(Items listed in a dataset)

##############################

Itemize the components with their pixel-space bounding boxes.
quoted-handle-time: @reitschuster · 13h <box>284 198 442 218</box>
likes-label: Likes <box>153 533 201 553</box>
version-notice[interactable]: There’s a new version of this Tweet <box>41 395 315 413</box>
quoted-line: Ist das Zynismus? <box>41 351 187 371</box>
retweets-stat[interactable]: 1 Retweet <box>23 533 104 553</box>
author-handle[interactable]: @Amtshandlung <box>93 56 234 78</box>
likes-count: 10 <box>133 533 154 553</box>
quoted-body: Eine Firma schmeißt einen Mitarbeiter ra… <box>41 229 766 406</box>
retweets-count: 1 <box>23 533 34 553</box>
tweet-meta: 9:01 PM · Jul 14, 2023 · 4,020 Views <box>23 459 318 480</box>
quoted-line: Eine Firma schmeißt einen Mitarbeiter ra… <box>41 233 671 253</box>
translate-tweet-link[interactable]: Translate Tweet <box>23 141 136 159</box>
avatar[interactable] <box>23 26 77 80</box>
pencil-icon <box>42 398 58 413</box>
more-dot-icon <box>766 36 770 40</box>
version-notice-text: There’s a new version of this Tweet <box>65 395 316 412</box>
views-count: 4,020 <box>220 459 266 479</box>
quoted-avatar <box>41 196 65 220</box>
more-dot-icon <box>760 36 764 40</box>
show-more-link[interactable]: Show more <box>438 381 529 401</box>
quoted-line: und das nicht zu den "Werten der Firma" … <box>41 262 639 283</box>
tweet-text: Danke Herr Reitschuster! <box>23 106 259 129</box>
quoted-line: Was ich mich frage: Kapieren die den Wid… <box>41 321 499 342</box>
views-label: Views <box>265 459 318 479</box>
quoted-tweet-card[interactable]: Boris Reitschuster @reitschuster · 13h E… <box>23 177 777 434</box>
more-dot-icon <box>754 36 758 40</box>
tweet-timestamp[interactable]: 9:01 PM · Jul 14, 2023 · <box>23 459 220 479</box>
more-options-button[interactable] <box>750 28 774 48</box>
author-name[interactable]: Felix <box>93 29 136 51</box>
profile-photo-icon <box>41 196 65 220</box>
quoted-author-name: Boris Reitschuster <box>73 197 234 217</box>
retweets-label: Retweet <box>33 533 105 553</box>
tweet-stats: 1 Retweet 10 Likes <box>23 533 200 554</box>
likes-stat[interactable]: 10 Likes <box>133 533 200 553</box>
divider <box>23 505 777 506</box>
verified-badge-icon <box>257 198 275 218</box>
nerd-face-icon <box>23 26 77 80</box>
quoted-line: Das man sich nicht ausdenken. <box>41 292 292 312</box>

##############################

■ Task prompt
Copy out the rows word for word, from the first one through the line containing "quoted-line: Eine Firma", with both ends included.

■ Result below
Itemize the components with their pixel-space bounding boxes.
quoted-handle-time: @reitschuster · 13h <box>284 198 442 218</box>
likes-label: Likes <box>153 533 201 553</box>
version-notice[interactable]: There’s a new version of this Tweet <box>41 395 315 413</box>
quoted-line: Ist das Zynismus? <box>41 351 187 371</box>
retweets-stat[interactable]: 1 Retweet <box>23 533 104 553</box>
author-handle[interactable]: @Amtshandlung <box>93 56 234 78</box>
likes-count: 10 <box>133 533 154 553</box>
quoted-body: Eine Firma schmeißt einen Mitarbeiter ra… <box>41 229 766 406</box>
retweets-count: 1 <box>23 533 34 553</box>
tweet-meta: 9:01 PM · Jul 14, 2023 · 4,020 Views <box>23 459 318 480</box>
quoted-line: Eine Firma schmeißt einen Mitarbeiter ra… <box>41 233 671 253</box>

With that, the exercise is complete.